### [Materials provided]
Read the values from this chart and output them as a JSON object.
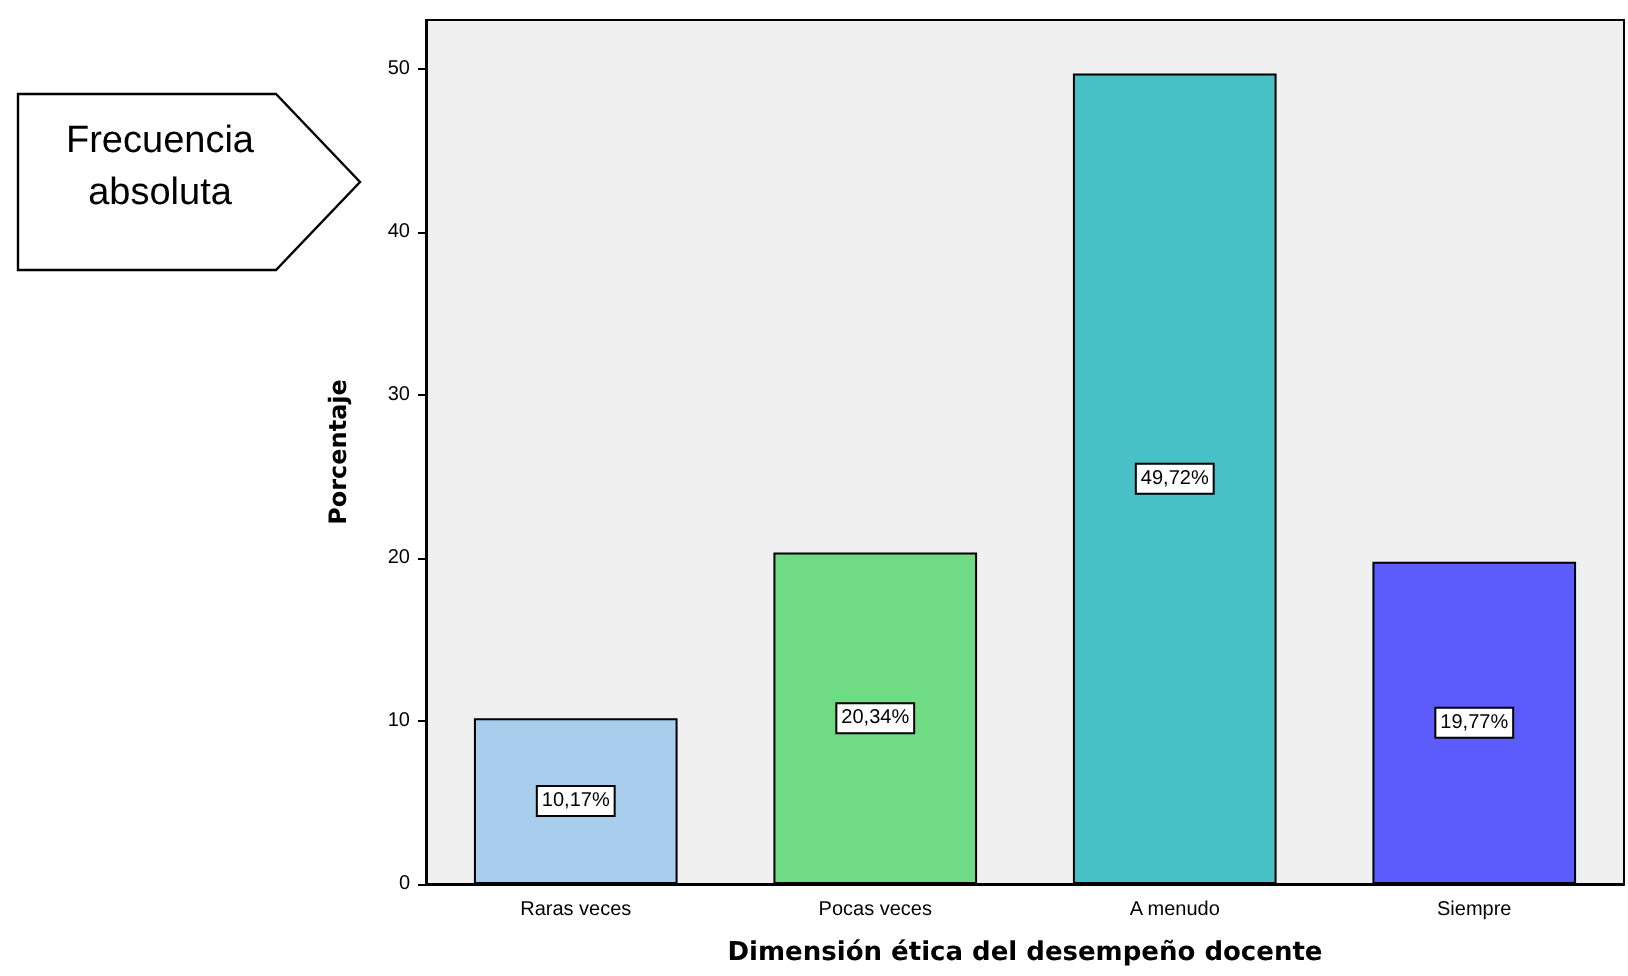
{
  "chart_data": {
    "type": "bar",
    "xlabel": "Dimensión ética del desempeño docente",
    "ylabel": "Porcentaje",
    "categories": [
      "Raras veces",
      "Pocas veces",
      "A menudo",
      "Siempre"
    ],
    "values": [
      10.17,
      20.34,
      49.72,
      19.77
    ],
    "colors": [
      "#a9cdec",
      "#70db85",
      "#47c1c5",
      "#5b5cfb"
    ],
    "value_labels": [
      "10,17%",
      "20,34%",
      "49,72%",
      "19,77%"
    ],
    "ylim": [
      0,
      53
    ],
    "yticks": [
      0,
      10,
      20,
      30,
      40,
      50
    ],
    "grid": false,
    "annotations": [
      "Frecuencia absoluta"
    ]
  }
}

### [Task statement]
From the records above, pull out each line that has "values".

### [Correct result]
Read the values from this chart and output them as a JSON object.
    "values": [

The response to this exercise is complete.